◆ GIVEN TASK
Copy whichever lines contain the string "this".

◆ MATERIALS PROVIDED
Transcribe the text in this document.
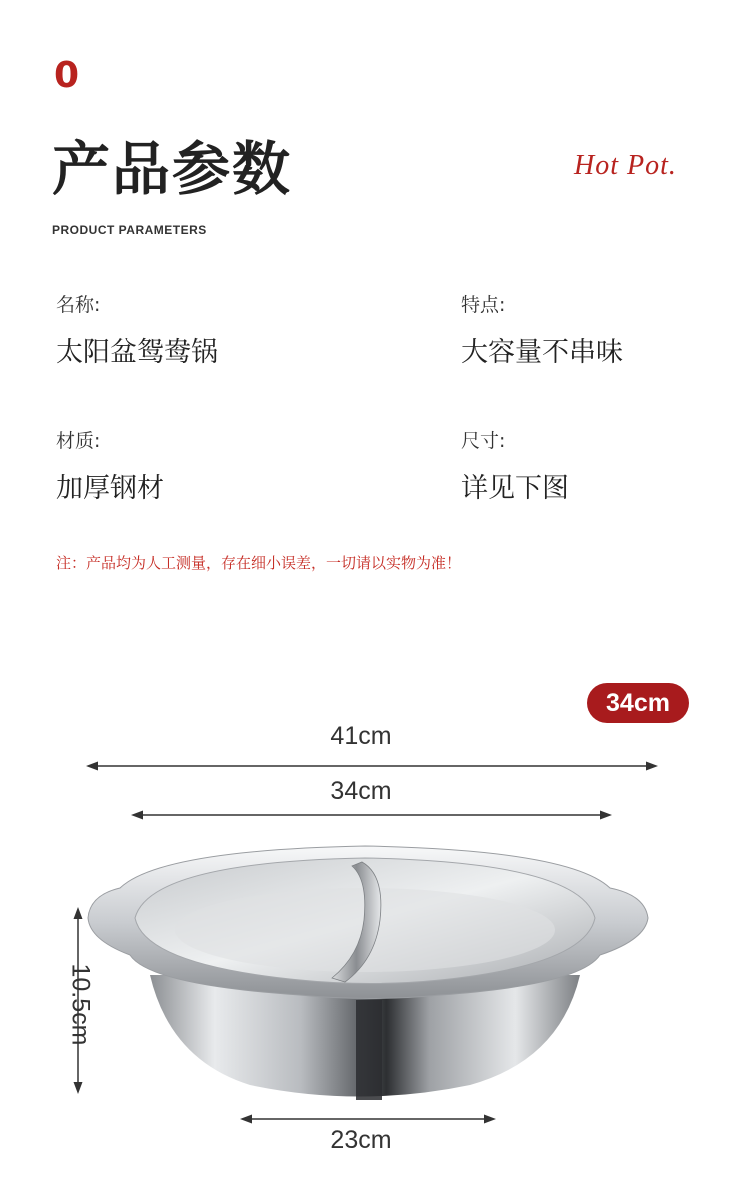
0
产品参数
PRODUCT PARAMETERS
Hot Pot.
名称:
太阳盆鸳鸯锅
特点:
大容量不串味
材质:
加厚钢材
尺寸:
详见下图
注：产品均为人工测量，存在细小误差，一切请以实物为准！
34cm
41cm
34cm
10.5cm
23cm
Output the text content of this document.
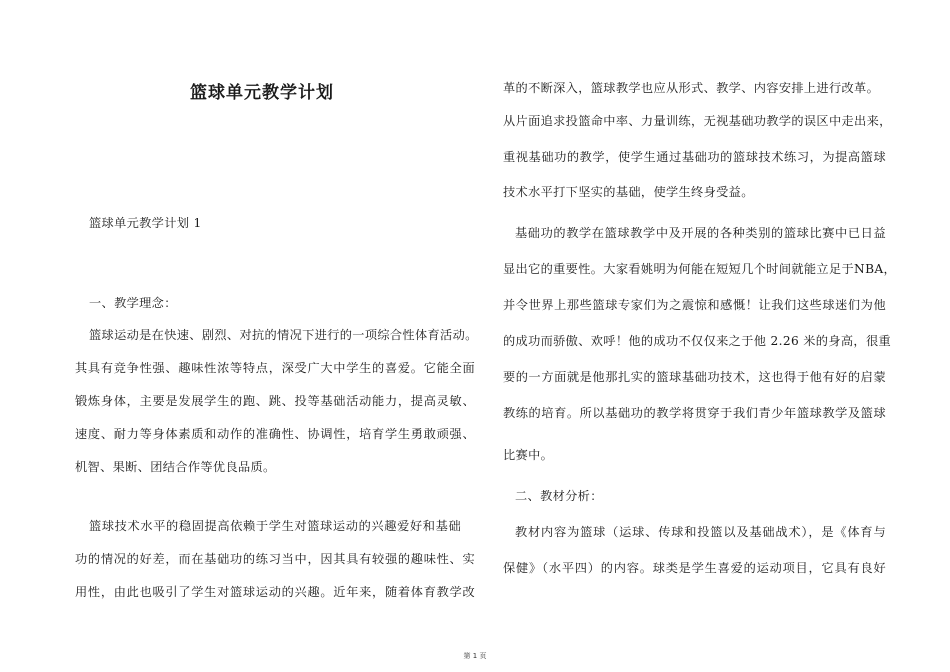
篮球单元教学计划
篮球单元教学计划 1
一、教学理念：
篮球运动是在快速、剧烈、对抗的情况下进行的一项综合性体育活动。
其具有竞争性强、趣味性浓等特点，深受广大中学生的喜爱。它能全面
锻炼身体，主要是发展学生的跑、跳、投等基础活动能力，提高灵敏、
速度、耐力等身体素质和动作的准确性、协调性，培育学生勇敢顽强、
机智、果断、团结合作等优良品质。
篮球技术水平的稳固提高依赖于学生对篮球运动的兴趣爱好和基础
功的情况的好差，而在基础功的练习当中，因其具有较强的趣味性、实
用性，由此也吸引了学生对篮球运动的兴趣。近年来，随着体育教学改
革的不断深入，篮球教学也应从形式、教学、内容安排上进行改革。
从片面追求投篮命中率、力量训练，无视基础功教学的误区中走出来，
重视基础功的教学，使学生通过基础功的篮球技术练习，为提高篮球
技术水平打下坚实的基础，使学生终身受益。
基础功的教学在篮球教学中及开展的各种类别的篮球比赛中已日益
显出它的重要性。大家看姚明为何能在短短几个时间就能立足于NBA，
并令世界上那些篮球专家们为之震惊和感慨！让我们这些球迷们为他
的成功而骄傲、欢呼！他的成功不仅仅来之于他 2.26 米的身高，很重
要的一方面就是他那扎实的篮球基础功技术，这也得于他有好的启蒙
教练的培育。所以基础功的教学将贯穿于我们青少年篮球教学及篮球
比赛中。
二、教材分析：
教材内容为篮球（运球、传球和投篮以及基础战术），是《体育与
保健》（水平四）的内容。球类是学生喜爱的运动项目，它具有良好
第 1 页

--

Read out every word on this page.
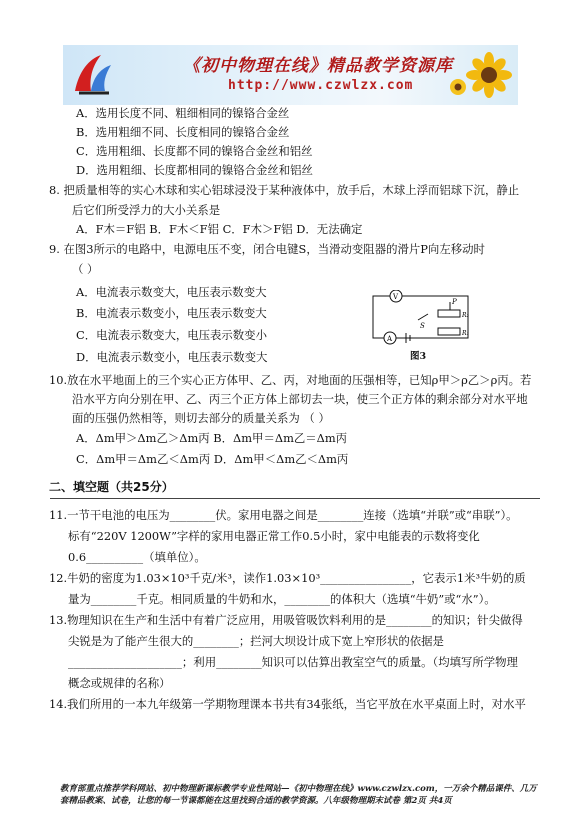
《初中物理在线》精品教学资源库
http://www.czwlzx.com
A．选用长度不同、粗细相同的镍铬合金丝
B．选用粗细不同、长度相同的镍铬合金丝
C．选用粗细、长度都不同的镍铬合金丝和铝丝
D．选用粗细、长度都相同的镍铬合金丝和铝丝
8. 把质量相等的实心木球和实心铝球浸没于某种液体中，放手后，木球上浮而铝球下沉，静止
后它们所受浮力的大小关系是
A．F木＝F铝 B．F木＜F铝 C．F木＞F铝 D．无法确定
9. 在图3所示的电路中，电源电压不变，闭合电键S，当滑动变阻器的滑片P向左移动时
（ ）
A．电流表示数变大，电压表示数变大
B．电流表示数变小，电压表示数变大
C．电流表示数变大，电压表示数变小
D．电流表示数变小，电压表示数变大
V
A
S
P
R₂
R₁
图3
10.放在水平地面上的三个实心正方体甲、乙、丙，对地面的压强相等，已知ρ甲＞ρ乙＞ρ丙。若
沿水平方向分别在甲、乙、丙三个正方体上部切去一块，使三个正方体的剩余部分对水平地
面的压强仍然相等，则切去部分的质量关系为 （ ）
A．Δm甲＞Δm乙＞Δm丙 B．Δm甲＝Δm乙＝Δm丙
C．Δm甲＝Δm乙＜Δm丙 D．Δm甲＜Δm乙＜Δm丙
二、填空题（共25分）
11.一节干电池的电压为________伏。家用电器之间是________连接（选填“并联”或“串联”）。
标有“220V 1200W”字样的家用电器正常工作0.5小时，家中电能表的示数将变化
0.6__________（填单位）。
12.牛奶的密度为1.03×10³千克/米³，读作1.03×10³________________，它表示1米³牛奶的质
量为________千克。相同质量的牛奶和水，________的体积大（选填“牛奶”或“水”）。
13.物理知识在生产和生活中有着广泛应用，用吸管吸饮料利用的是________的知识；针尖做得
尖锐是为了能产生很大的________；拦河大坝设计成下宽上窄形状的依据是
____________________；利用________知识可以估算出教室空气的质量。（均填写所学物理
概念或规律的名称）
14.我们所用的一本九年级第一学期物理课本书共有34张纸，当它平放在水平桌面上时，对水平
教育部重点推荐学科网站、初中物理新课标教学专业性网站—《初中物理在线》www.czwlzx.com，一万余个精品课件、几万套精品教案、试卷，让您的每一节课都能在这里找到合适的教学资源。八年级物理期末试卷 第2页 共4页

◆ EXERCISE ANSWER
Transcribe the text in this document.
Output the text content of this document.
Read out every word on this page.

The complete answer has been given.